# THE TASK:
Which lines hold the word "carton"? Copy each one.

Items from a dataset:
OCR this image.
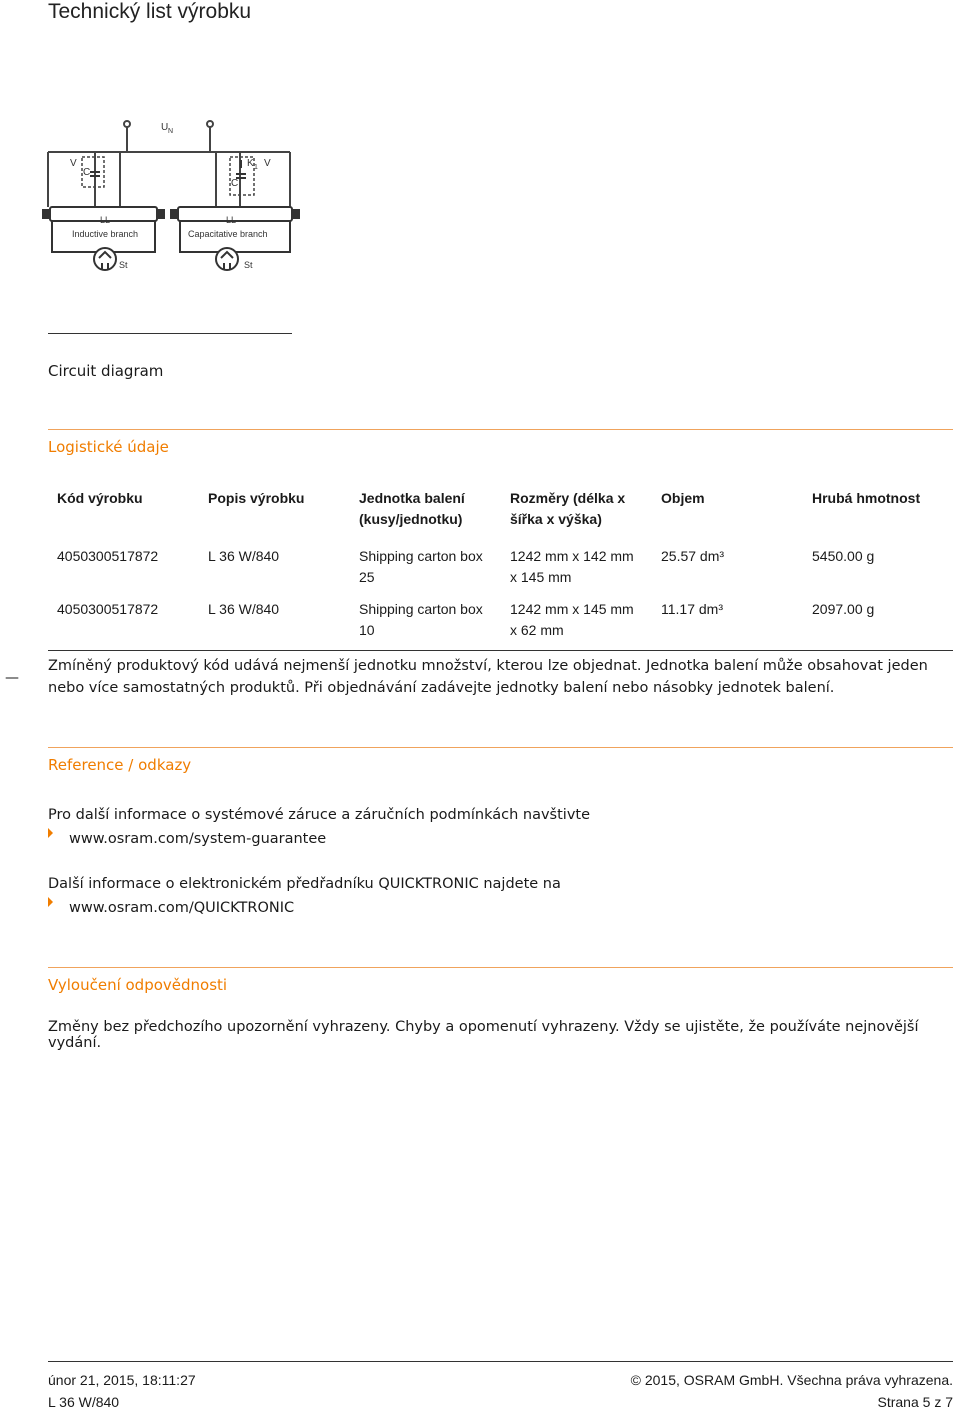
Technický list výrobku
U N
V	V
K 1
C
C
LL	LL
Inductive branch	Capacitative branch
St	St
Circuit diagram
Logistické údaje
Kód výrobku	Popis výrobku	Jednotka balení (kusy/jednotku)	Rozměry (délka x šířka x výška)	Objem	Hrubá hmotnost
4050300517872	L 36 W/840	Shipping carton box 25	1242 mm x 142 mm x 145 mm	25.57 dm³	5450.00 g
4050300517872	L 36 W/840	Shipping carton box 10	1242 mm x 145 mm x 62 mm	11.17 dm³	2097.00 g
—
Zmíněný produktový kód udává nejmenší jednotku množství, kterou lze objednat. Jednotka balení může obsahovat jeden nebo více samostatných produktů. Při objednávání zadávejte jednotky balení nebo násobky jednotek balení.
Reference / odkazy
Pro další informace o systémové záruce a záručních podmínkách navštivte
www.osram.com/system-guarantee
Další informace o elektronickém předřadníku QUICKTRONIC najdete na
www.osram.com/QUICKTRONIC
Vyloučení odpovědnosti
Změny bez předchozího upozornění vyhrazeny. Chyby a opomenutí vyhrazeny. Vždy se ujistěte, že používáte nejnovější vydání.
únor 21, 2015, 18:11:27
L 36 W/840
© 2015, OSRAM GmbH. Všechna práva vyhrazena.
Strana 5 z 7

# SOLUTION TO THE PROBLEM:
4050300517872	L 36 W/840	Shipping carton box 25	1242 mm x 142 mm x 145 mm	25.57 dm³	5450.00 g
4050300517872	L 36 W/840	Shipping carton box 10	1242 mm x 145 mm x 62 mm	11.17 dm³	2097.00 g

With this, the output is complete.